Task prompt: Will you give every entry again exactly as it stands?

(Data extracted from a collection)
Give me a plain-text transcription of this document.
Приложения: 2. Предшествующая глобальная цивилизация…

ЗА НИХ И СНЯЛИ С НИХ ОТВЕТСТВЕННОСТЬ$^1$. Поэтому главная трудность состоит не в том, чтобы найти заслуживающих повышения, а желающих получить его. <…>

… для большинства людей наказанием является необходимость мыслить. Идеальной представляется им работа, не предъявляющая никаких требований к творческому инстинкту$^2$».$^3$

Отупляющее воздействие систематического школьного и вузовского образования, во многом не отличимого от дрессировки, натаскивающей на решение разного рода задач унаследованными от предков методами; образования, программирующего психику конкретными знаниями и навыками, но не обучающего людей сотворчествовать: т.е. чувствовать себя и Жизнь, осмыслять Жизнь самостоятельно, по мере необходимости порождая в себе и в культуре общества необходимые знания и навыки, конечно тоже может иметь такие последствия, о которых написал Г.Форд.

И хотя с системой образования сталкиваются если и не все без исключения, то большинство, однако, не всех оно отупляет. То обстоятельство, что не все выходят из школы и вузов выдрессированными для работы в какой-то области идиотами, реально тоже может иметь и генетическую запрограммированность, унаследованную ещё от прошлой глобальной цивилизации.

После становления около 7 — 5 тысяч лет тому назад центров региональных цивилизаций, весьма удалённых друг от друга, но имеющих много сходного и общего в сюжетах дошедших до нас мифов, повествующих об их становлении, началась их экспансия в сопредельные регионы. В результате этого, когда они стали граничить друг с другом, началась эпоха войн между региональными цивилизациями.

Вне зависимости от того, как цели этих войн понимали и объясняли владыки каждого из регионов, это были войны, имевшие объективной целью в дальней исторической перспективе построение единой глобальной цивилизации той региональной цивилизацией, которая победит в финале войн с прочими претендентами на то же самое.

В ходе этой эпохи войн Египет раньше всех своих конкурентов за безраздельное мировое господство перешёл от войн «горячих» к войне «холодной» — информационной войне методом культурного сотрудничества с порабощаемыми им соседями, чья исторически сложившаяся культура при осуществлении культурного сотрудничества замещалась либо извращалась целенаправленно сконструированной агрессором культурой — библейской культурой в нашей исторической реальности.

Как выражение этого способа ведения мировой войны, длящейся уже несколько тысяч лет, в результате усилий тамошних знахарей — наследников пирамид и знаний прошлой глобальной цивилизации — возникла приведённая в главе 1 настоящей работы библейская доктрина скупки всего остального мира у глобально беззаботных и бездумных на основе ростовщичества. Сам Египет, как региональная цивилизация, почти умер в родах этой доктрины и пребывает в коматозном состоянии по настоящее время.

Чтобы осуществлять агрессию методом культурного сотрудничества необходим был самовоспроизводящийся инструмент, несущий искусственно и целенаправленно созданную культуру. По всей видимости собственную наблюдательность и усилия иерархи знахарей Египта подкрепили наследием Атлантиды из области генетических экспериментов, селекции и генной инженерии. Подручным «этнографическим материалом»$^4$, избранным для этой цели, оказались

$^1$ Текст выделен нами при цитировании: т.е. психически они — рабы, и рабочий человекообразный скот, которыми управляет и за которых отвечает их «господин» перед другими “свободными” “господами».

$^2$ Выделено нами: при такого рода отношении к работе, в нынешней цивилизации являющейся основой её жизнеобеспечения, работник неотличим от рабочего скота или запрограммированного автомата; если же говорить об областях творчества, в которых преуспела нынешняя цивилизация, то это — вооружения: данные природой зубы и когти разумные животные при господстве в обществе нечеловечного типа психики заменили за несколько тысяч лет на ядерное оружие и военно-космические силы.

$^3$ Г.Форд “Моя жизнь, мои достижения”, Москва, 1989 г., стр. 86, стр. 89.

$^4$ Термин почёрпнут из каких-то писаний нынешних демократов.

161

Problem solution:
Give me a plain-text transcription of this document.
Приложения: 2. Предшествующая глобальная цивилизация…

ЗА НИХ И СНЯЛИ С НИХ ОТВЕТСТВЕННОСТЬ$^1$. Поэтому главная трудность состоит не в том, чтобы найти заслуживающих повышения, а желающих получить его. <…>

… для большинства людей наказанием является необходимость мыслить. Идеальной представляется им работа, не предъявляющая никаких требований к творческому инстинкту$^2$».$^3$

Отупляющее воздействие систематического школьного и вузовского образования, во многом не отличимого от дрессировки, натаскивающей на решение разного рода задач унаследованными от предков методами; образования, программирующего психику конкретными знаниями и навыками, но не обучающего людей сотворчествовать: т.е. чувствовать себя и Жизнь, осмыслять Жизнь самостоятельно, по мере необходимости порождая в себе и в культуре общества необходимые знания и навыки, конечно тоже может иметь такие последствия, о которых написал Г.Форд.

И хотя с системой образования сталкиваются если и не все без исключения, то большинство, однако, не всех оно отупляет. То обстоятельство, что не все выходят из школы и вузов выдрессированными для работы в какой-то области идиотами, реально тоже может иметь и генетическую запрограммированность, унаследованную ещё от прошлой глобальной цивилизации.

После становления около 7 — 5 тысяч лет тому назад центров региональных цивилизаций, весьма удалённых друг от друга, но имеющих много сходного и общего в сюжетах дошедших до нас мифов, повествующих об их становлении, началась их экспансия в сопредельные регионы. В результате этого, когда они стали граничить друг с другом, началась эпоха войн между региональными цивилизациями.

Вне зависимости от того, как цели этих войн понимали и объясняли владыки каждого из регионов, это были войны, имевшие объективной целью в дальней исторической перспективе построение единой глобальной цивилизации той региональной цивилизацией, которая победит в финале войн с прочими претендентами на то же самое.

В ходе этой эпохи войн Египет раньше всех своих конкурентов за безраздельное мировое господство перешёл от войн «горячих» к войне «холодной» — информационной войне методом культурного сотрудничества с порабощаемыми им соседями, чья исторически сложившаяся культура при осуществлении культурного сотрудничества замещалась либо извращалась целенаправленно сконструированной агрессором культурой — библейской культурой в нашей исторической реальности.

Как выражение этого способа ведения мировой войны, длящейся уже несколько тысяч лет, в результате усилий тамошних знахарей — наследников пирамид и знаний прошлой глобальной цивилизации — возникла приведённая в главе 1 настоящей работы библейская доктрина скупки всего остального мира у глобально беззаботных и бездумных на основе ростовщичества. Сам Египет, как региональная цивилизация, почти умер в родах этой доктрины и пребывает в коматозном состоянии по настоящее время.

Чтобы осуществлять агрессию методом культурного сотрудничества необходим был самовоспроизводящийся инструмент, несущий искусственно и целенаправленно созданную культуру. По всей видимости собственную наблюдательность и усилия иерархи знахарей Египта подкрепили наследием Атлантиды из области генетических экспериментов, селекции и генной инженерии. Подручным «этнографическим материалом»$^4$, избранным для этой цели, оказались

$^1$ Текст выделен нами при цитировании: т.е. психически они — рабы, и рабочий человекообразный скот, которыми управляет и за которых отвечает их «господин» перед другими “свободными” “господами».

$^2$ Выделено нами: при такого рода отношении к работе, в нынешней цивилизации являющейся основой её жизнеобеспечения, работник неотличим от рабочего скота или запрограммированного автомата; если же говорить об областях творчества, в которых преуспела нынешняя цивилизация, то это — вооружения: данные природой зубы и когти разумные животные при господстве в обществе нечеловечного типа психики заменили за несколько тысяч лет на ядерное оружие и военно-космические силы.

$^3$ Г.Форд “Моя жизнь, мои достижения”, Москва, 1989 г., стр. 86, стр. 89.

$^4$ Термин почёрпнут из каких-то писаний нынешних демократов.

161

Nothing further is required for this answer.